■ **Task goal**: Pull every "Ascending" line out of the data below.

═════ Data shown ═════

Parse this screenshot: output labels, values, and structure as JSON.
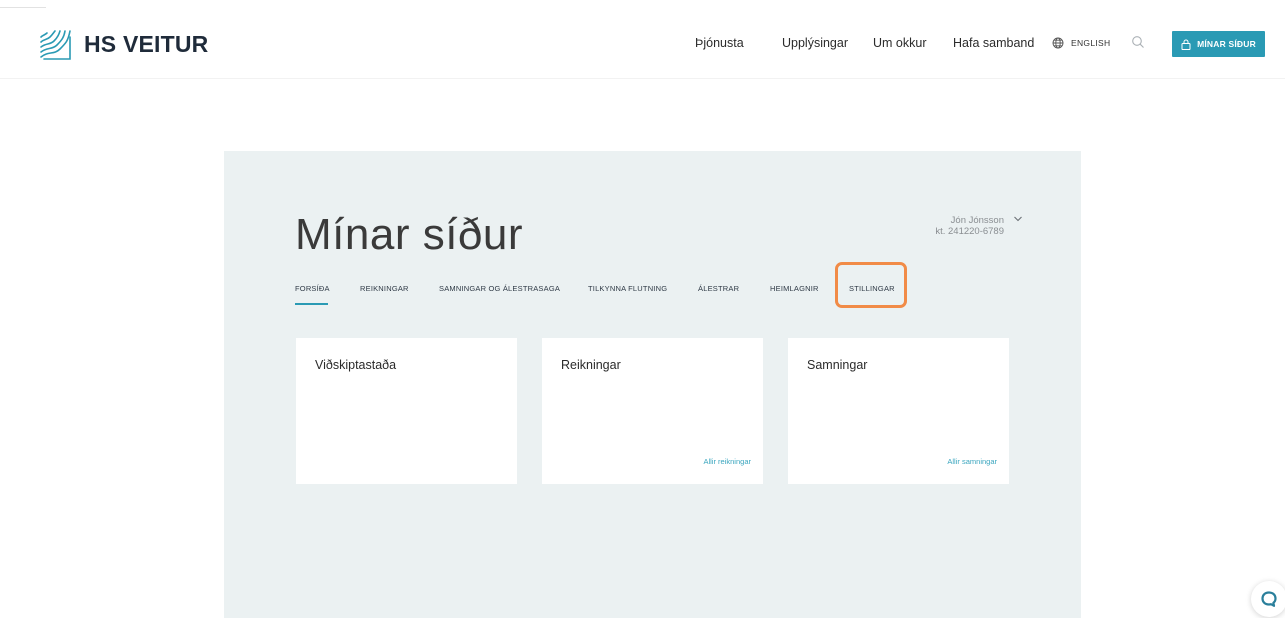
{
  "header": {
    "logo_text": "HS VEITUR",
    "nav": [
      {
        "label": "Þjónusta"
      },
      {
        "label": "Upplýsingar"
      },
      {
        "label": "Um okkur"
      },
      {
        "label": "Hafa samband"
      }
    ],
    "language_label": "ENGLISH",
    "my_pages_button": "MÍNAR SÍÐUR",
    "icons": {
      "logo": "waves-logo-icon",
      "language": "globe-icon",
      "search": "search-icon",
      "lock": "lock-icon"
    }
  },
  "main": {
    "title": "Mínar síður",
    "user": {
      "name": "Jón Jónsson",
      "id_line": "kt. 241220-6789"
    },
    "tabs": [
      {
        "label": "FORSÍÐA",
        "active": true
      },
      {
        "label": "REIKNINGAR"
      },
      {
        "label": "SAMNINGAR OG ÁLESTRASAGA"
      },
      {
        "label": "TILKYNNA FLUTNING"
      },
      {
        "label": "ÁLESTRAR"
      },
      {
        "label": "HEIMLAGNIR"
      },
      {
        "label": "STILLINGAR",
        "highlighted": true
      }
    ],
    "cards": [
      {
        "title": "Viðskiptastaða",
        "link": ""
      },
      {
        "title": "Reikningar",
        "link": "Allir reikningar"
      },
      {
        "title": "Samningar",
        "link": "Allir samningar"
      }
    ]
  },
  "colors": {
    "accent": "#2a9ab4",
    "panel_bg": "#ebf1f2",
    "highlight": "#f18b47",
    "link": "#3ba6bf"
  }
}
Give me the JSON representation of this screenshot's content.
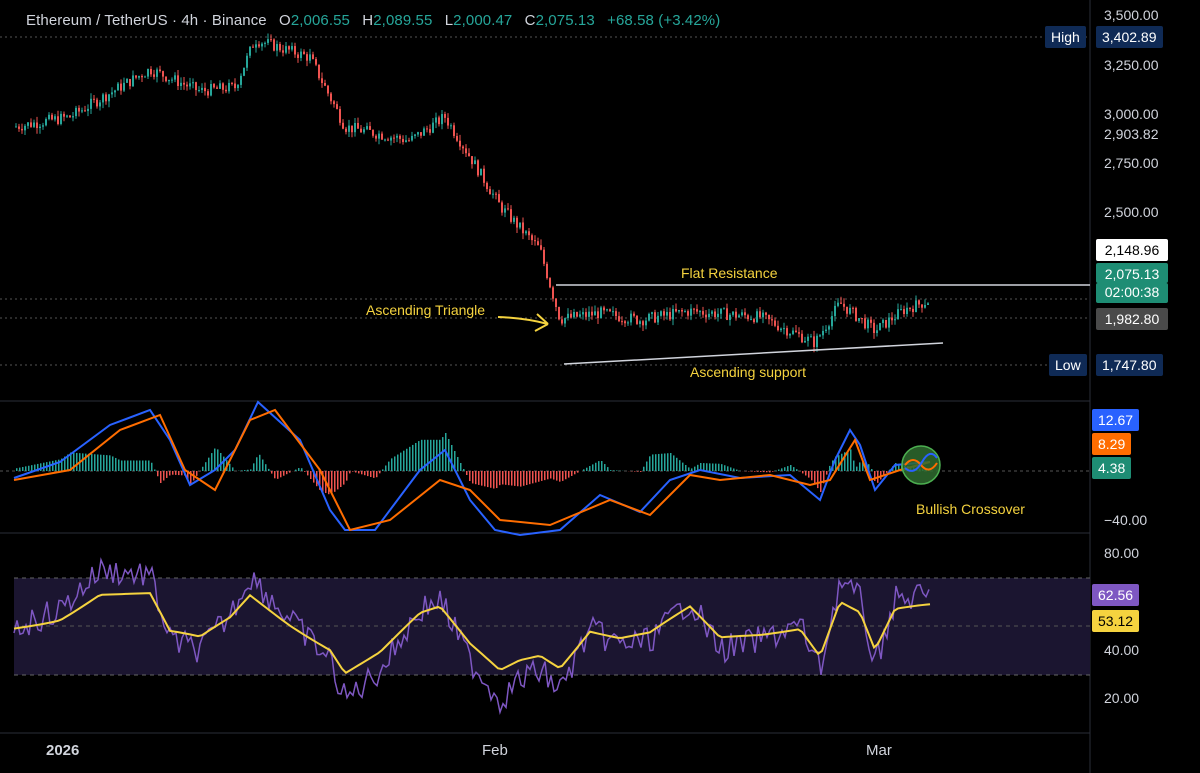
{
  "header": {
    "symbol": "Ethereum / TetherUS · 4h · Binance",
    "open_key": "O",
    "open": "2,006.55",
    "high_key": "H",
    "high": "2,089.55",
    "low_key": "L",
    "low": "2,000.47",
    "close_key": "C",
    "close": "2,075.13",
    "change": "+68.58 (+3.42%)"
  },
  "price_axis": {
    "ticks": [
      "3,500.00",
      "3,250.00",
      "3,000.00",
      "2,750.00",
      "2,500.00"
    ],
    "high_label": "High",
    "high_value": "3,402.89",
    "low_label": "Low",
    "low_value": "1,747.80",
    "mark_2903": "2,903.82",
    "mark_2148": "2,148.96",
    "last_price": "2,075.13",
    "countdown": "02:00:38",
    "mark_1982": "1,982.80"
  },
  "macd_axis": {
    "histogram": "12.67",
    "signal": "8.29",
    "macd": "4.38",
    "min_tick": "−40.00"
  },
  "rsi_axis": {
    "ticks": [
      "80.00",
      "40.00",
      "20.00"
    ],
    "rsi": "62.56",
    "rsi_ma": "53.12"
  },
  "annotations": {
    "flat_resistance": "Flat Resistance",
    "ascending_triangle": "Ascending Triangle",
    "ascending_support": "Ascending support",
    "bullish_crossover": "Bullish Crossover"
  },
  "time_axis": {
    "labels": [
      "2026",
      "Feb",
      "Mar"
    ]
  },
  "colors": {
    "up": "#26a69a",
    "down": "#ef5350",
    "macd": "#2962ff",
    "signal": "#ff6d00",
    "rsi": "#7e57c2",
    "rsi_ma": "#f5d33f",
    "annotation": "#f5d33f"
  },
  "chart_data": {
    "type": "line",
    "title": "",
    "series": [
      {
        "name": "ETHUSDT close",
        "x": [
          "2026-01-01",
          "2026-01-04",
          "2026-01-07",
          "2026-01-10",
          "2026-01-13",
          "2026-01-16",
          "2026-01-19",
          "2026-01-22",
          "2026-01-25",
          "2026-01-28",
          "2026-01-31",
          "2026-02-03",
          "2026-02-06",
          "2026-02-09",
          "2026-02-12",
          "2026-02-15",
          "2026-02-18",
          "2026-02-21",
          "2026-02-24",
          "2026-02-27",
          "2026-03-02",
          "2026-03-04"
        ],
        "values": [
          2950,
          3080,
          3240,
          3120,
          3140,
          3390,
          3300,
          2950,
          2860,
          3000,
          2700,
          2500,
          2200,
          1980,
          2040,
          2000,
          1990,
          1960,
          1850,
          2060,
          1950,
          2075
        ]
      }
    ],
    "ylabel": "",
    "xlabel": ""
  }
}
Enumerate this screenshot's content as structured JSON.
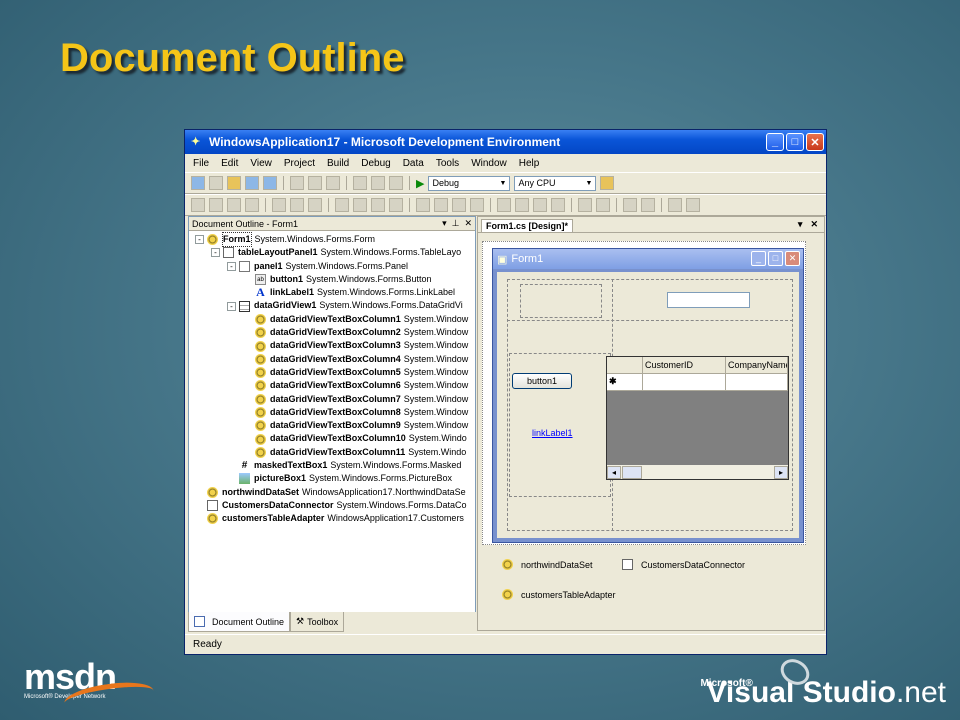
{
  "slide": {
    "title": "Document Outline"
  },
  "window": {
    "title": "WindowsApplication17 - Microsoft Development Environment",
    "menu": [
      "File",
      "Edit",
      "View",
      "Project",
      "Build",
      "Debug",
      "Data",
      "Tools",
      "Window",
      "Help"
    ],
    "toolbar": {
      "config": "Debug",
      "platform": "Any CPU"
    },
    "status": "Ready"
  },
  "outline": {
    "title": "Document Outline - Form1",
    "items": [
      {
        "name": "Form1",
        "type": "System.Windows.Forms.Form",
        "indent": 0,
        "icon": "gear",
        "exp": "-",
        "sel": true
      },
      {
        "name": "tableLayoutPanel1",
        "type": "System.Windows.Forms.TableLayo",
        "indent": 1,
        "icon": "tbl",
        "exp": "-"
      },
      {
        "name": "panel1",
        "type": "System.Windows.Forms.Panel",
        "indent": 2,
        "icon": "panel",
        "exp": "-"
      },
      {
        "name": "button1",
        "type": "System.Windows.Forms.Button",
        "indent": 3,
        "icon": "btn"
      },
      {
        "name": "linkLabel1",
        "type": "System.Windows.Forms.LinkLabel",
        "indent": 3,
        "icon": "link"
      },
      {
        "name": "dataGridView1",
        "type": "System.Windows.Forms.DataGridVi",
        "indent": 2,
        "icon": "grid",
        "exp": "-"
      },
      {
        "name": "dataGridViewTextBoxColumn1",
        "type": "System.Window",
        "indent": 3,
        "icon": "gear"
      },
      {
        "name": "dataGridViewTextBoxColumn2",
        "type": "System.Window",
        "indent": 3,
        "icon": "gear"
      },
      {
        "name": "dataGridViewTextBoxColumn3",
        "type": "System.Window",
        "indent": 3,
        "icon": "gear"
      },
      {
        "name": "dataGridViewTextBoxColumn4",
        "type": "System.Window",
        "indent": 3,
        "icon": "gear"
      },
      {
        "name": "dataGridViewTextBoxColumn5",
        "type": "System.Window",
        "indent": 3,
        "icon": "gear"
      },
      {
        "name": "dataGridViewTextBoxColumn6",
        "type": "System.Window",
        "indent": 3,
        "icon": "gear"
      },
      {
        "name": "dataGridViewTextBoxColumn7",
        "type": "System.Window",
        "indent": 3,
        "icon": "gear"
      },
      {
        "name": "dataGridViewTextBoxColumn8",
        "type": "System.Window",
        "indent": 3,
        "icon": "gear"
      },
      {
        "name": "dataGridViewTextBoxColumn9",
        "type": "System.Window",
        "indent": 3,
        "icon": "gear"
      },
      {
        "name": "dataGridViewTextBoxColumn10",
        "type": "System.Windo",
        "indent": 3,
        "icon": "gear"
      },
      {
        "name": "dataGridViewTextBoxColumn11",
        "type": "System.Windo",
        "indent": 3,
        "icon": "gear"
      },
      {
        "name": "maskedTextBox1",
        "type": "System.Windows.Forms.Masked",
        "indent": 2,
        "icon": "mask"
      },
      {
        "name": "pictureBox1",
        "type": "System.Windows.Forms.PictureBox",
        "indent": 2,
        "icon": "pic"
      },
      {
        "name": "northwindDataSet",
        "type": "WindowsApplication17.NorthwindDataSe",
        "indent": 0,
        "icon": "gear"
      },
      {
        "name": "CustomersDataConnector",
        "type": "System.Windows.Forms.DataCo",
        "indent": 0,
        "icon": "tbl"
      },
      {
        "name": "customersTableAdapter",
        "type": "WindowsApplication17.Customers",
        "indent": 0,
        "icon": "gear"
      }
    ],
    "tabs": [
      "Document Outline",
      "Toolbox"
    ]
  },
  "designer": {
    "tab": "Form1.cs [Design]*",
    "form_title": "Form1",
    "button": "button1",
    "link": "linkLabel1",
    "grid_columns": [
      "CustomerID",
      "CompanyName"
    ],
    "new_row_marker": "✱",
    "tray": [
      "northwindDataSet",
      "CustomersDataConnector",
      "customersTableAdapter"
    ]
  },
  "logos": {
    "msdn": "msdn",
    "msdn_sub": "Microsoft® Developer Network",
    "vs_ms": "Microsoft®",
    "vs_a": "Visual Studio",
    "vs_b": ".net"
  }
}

═════

■ **Written response**:
    "ascending_triangle": "Ascending Triangle",
    "ascending_support": "Ascending support",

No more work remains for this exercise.